┌─ Information provided

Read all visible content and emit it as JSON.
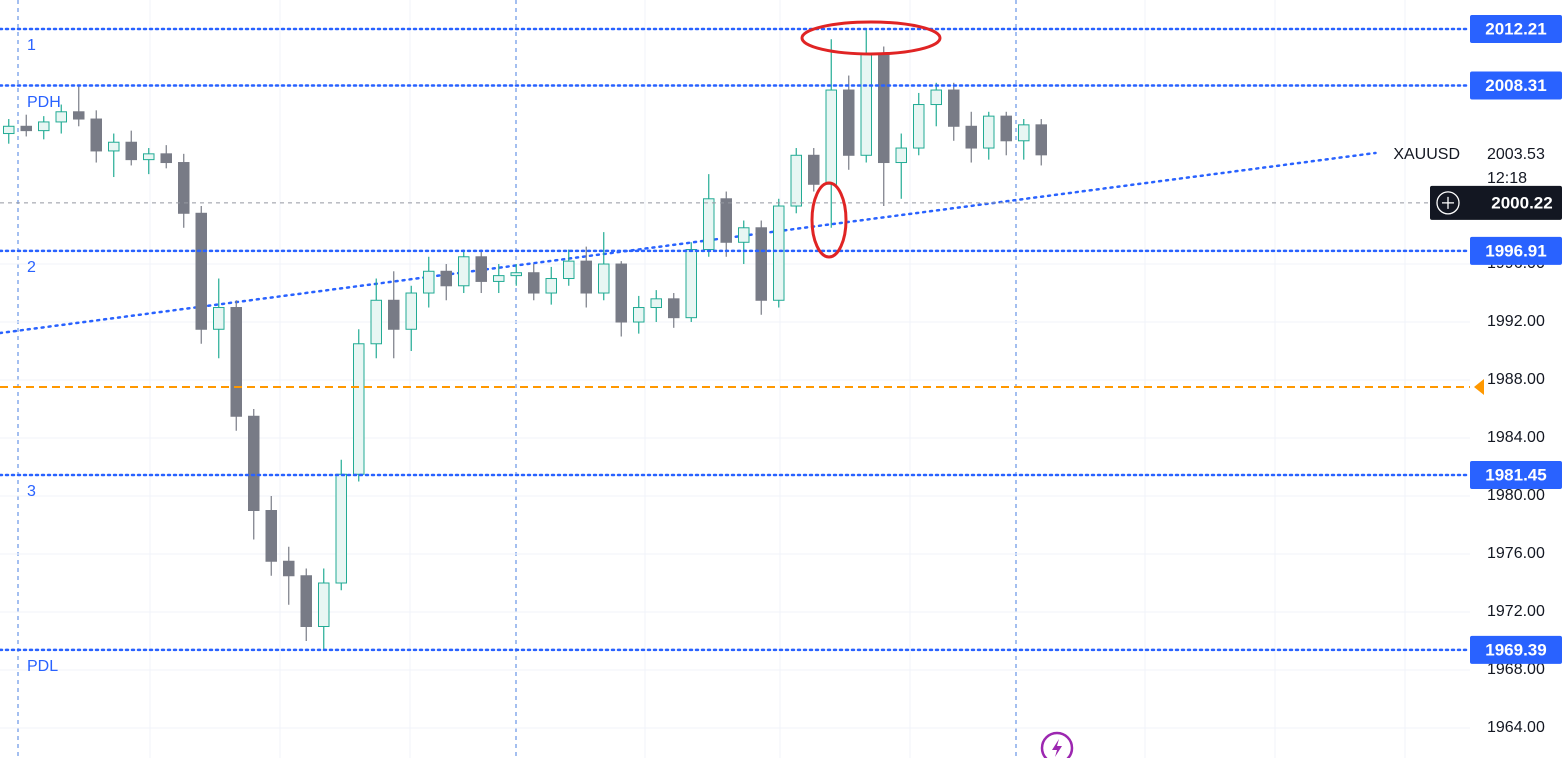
{
  "chart_data": {
    "type": "candlestick",
    "symbol": "XAUUSD",
    "categories": [
      null,
      null,
      null,
      null,
      null,
      null,
      null,
      null,
      null,
      null,
      null,
      null,
      null,
      null,
      null,
      null,
      null,
      null,
      null,
      null,
      null,
      null,
      null,
      null,
      null,
      null,
      null,
      null,
      null,
      null,
      null,
      null,
      null,
      null,
      null,
      null,
      null,
      null,
      null,
      null,
      null,
      null,
      null,
      null,
      null,
      null,
      null,
      null,
      null,
      null,
      null,
      null,
      null,
      null,
      null,
      null,
      null,
      null,
      null,
      null
    ],
    "xlim": [
      -0.5,
      83.5
    ],
    "open": [
      2005.0,
      2005.5,
      2005.2,
      2005.8,
      2006.5,
      2006.0,
      2003.8,
      2004.4,
      2003.2,
      2003.6,
      2003.0,
      1999.5,
      1991.5,
      1993.0,
      1985.5,
      1979.0,
      1975.5,
      1974.5,
      1971.0,
      1974.0,
      1981.5,
      1990.5,
      1993.5,
      1991.5,
      1994.0,
      1995.5,
      1994.5,
      1996.5,
      1994.8,
      1995.2,
      1995.4,
      1994.0,
      1995.0,
      1996.2,
      1994.0,
      1996.0,
      1992.0,
      1993.0,
      1993.6,
      1992.3,
      1997.0,
      2000.5,
      1997.5,
      1998.5,
      1993.5,
      2000.0,
      2003.5,
      2001.5,
      2008.0,
      2003.5,
      2010.5,
      2003.0,
      2004.0,
      2007.0,
      2008.0,
      2005.5,
      2004.0,
      2006.2,
      2004.5,
      2005.6
    ],
    "high": [
      2006.0,
      2006.3,
      2006.2,
      2007.0,
      2008.3,
      2006.6,
      2005.0,
      2005.2,
      2004.0,
      2004.2,
      2003.6,
      2000.0,
      1995.0,
      1993.5,
      1986.0,
      1980.0,
      1976.5,
      1975.0,
      1975.0,
      1982.5,
      1991.5,
      1995.0,
      1995.5,
      1994.5,
      1996.5,
      1996.0,
      1997.0,
      1997.0,
      1996.0,
      1996.0,
      1996.0,
      1995.8,
      1997.0,
      1997.2,
      1998.2,
      1996.2,
      1993.8,
      1994.2,
      1994.0,
      1997.5,
      2002.2,
      2001.0,
      1999.0,
      1999.0,
      2000.5,
      2004.0,
      2004.0,
      2011.5,
      2009.0,
      2012.21,
      2011.0,
      2005.0,
      2007.8,
      2008.5,
      2008.5,
      2006.5,
      2006.5,
      2006.5,
      2006.0,
      2006.0
    ],
    "low": [
      2004.3,
      2004.8,
      2004.6,
      2005.0,
      2005.5,
      2003.0,
      2002.0,
      2002.8,
      2002.2,
      2002.6,
      1998.5,
      1990.5,
      1989.5,
      1984.5,
      1977.0,
      1974.5,
      1972.5,
      1970.0,
      1969.4,
      1973.5,
      1981.0,
      1989.5,
      1989.5,
      1990.0,
      1993.0,
      1993.5,
      1994.0,
      1994.0,
      1994.0,
      1994.5,
      1993.5,
      1993.2,
      1994.5,
      1993.0,
      1993.5,
      1991.0,
      1991.2,
      1992.0,
      1991.6,
      1992.0,
      1996.5,
      1996.5,
      1996.0,
      1992.5,
      1993.0,
      1999.5,
      2001.0,
      1998.5,
      2002.5,
      2003.0,
      2000.0,
      2000.5,
      2003.5,
      2005.5,
      2004.5,
      2003.0,
      2003.2,
      2003.5,
      2003.2,
      2002.8
    ],
    "close": [
      2005.5,
      2005.2,
      2005.8,
      2006.5,
      2006.0,
      2003.8,
      2004.4,
      2003.2,
      2003.6,
      2003.0,
      1999.5,
      1991.5,
      1993.0,
      1985.5,
      1979.0,
      1975.5,
      1974.5,
      1971.0,
      1974.0,
      1981.5,
      1990.5,
      1993.5,
      1991.5,
      1994.0,
      1995.5,
      1994.5,
      1996.5,
      1994.8,
      1995.2,
      1995.4,
      1994.0,
      1995.0,
      1996.2,
      1994.0,
      1996.0,
      1992.0,
      1993.0,
      1993.6,
      1992.3,
      1997.0,
      2000.5,
      1997.5,
      1998.5,
      1993.5,
      2000.0,
      2003.5,
      2001.5,
      2008.0,
      2003.5,
      2010.5,
      2003.0,
      2004.0,
      2007.0,
      2008.0,
      2005.5,
      2004.0,
      2006.2,
      2004.5,
      2005.6,
      2003.53
    ],
    "up_color": "#22ab94",
    "down_color": "#787b86",
    "ylim": [
      1961.93,
      2014.21
    ],
    "yticks": [
      {
        "value": 1964,
        "label": "1964.00"
      },
      {
        "value": 1968,
        "label": "1968.00"
      },
      {
        "value": 1972,
        "label": "1972.00"
      },
      {
        "value": 1976,
        "label": "1976.00"
      },
      {
        "value": 1980,
        "label": "1980.00"
      },
      {
        "value": 1984,
        "label": "1984.00"
      },
      {
        "value": 1988,
        "label": "1988.00"
      },
      {
        "value": 1992,
        "label": "1992.00"
      },
      {
        "value": 1996,
        "label": "1996.00"
      }
    ],
    "grid": true,
    "levels": [
      {
        "label": "1",
        "value": 2012.21
      },
      {
        "label": "PDH",
        "value": 2008.31
      },
      {
        "label": "2",
        "value": 1996.91
      },
      {
        "label": "3",
        "value": 1981.45
      },
      {
        "label": "PDL",
        "value": 1969.39
      }
    ],
    "level_color": "#2962ff",
    "trendline": {
      "x": [
        -0.5,
        78.1
      ],
      "values": [
        1991.24,
        2003.66
      ]
    },
    "alert_line": {
      "value": 1987.52,
      "color": "#ff9800"
    },
    "last_price": {
      "value": 2003.53,
      "countdown": "12:18"
    },
    "crosshair_price": 2000.22
  }
}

└─

• **Work to do**
Print each line of the material above exactly, with the pictures removed from your copy.

• **Answer to this problem**
Read all visible content and emit it as JSON.
{
  "chart_data": {
    "type": "candlestick",
    "symbol": "XAUUSD",
    "categories": [
      null,
      null,
      null,
      null,
      null,
      null,
      null,
      null,
      null,
      null,
      null,
      null,
      null,
      null,
      null,
      null,
      null,
      null,
      null,
      null,
      null,
      null,
      null,
      null,
      null,
      null,
      null,
      null,
      null,
      null,
      null,
      null,
      null,
      null,
      null,
      null,
      null,
      null,
      null,
      null,
      null,
      null,
      null,
      null,
      null,
      null,
      null,
      null,
      null,
      null,
      null,
      null,
      null,
      null,
      null,
      null,
      null,
      null,
      null,
      null
    ],
    "xlim": [
      -0.5,
      83.5
    ],
    "open": [
      2005.0,
      2005.5,
      2005.2,
      2005.8,
      2006.5,
      2006.0,
      2003.8,
      2004.4,
      2003.2,
      2003.6,
      2003.0,
      1999.5,
      1991.5,
      1993.0,
      1985.5,
      1979.0,
      1975.5,
      1974.5,
      1971.0,
      1974.0,
      1981.5,
      1990.5,
      1993.5,
      1991.5,
      1994.0,
      1995.5,
      1994.5,
      1996.5,
      1994.8,
      1995.2,
      1995.4,
      1994.0,
      1995.0,
      1996.2,
      1994.0,
      1996.0,
      1992.0,
      1993.0,
      1993.6,
      1992.3,
      1997.0,
      2000.5,
      1997.5,
      1998.5,
      1993.5,
      2000.0,
      2003.5,
      2001.5,
      2008.0,
      2003.5,
      2010.5,
      2003.0,
      2004.0,
      2007.0,
      2008.0,
      2005.5,
      2004.0,
      2006.2,
      2004.5,
      2005.6
    ],
    "high": [
      2006.0,
      2006.3,
      2006.2,
      2007.0,
      2008.3,
      2006.6,
      2005.0,
      2005.2,
      2004.0,
      2004.2,
      2003.6,
      2000.0,
      1995.0,
      1993.5,
      1986.0,
      1980.0,
      1976.5,
      1975.0,
      1975.0,
      1982.5,
      1991.5,
      1995.0,
      1995.5,
      1994.5,
      1996.5,
      1996.0,
      1997.0,
      1997.0,
      1996.0,
      1996.0,
      1996.0,
      1995.8,
      1997.0,
      1997.2,
      1998.2,
      1996.2,
      1993.8,
      1994.2,
      1994.0,
      1997.5,
      2002.2,
      2001.0,
      1999.0,
      1999.0,
      2000.5,
      2004.0,
      2004.0,
      2011.5,
      2009.0,
      2012.21,
      2011.0,
      2005.0,
      2007.8,
      2008.5,
      2008.5,
      2006.5,
      2006.5,
      2006.5,
      2006.0,
      2006.0
    ],
    "low": [
      2004.3,
      2004.8,
      2004.6,
      2005.0,
      2005.5,
      2003.0,
      2002.0,
      2002.8,
      2002.2,
      2002.6,
      1998.5,
      1990.5,
      1989.5,
      1984.5,
      1977.0,
      1974.5,
      1972.5,
      1970.0,
      1969.4,
      1973.5,
      1981.0,
      1989.5,
      1989.5,
      1990.0,
      1993.0,
      1993.5,
      1994.0,
      1994.0,
      1994.0,
      1994.5,
      1993.5,
      1993.2,
      1994.5,
      1993.0,
      1993.5,
      1991.0,
      1991.2,
      1992.0,
      1991.6,
      1992.0,
      1996.5,
      1996.5,
      1996.0,
      1992.5,
      1993.0,
      1999.5,
      2001.0,
      1998.5,
      2002.5,
      2003.0,
      2000.0,
      2000.5,
      2003.5,
      2005.5,
      2004.5,
      2003.0,
      2003.2,
      2003.5,
      2003.2,
      2002.8
    ],
    "close": [
      2005.5,
      2005.2,
      2005.8,
      2006.5,
      2006.0,
      2003.8,
      2004.4,
      2003.2,
      2003.6,
      2003.0,
      1999.5,
      1991.5,
      1993.0,
      1985.5,
      1979.0,
      1975.5,
      1974.5,
      1971.0,
      1974.0,
      1981.5,
      1990.5,
      1993.5,
      1991.5,
      1994.0,
      1995.5,
      1994.5,
      1996.5,
      1994.8,
      1995.2,
      1995.4,
      1994.0,
      1995.0,
      1996.2,
      1994.0,
      1996.0,
      1992.0,
      1993.0,
      1993.6,
      1992.3,
      1997.0,
      2000.5,
      1997.5,
      1998.5,
      1993.5,
      2000.0,
      2003.5,
      2001.5,
      2008.0,
      2003.5,
      2010.5,
      2003.0,
      2004.0,
      2007.0,
      2008.0,
      2005.5,
      2004.0,
      2006.2,
      2004.5,
      2005.6,
      2003.53
    ],
    "up_color": "#22ab94",
    "down_color": "#787b86",
    "ylim": [
      1961.93,
      2014.21
    ],
    "yticks": [
      {
        "value": 1964,
        "label": "1964.00"
      },
      {
        "value": 1968,
        "label": "1968.00"
      },
      {
        "value": 1972,
        "label": "1972.00"
      },
      {
        "value": 1976,
        "label": "1976.00"
      },
      {
        "value": 1980,
        "label": "1980.00"
      },
      {
        "value": 1984,
        "label": "1984.00"
      },
      {
        "value": 1988,
        "label": "1988.00"
      },
      {
        "value": 1992,
        "label": "1992.00"
      },
      {
        "value": 1996,
        "label": "1996.00"
      }
    ],
    "grid": true,
    "levels": [
      {
        "label": "1",
        "value": 2012.21
      },
      {
        "label": "PDH",
        "value": 2008.31
      },
      {
        "label": "2",
        "value": 1996.91
      },
      {
        "label": "3",
        "value": 1981.45
      },
      {
        "label": "PDL",
        "value": 1969.39
      }
    ],
    "level_color": "#2962ff",
    "trendline": {
      "x": [
        -0.5,
        78.1
      ],
      "values": [
        1991.24,
        2003.66
      ]
    },
    "alert_line": {
      "value": 1987.52,
      "color": "#ff9800"
    },
    "last_price": {
      "value": 2003.53,
      "countdown": "12:18"
    },
    "crosshair_price": 2000.22
  }
}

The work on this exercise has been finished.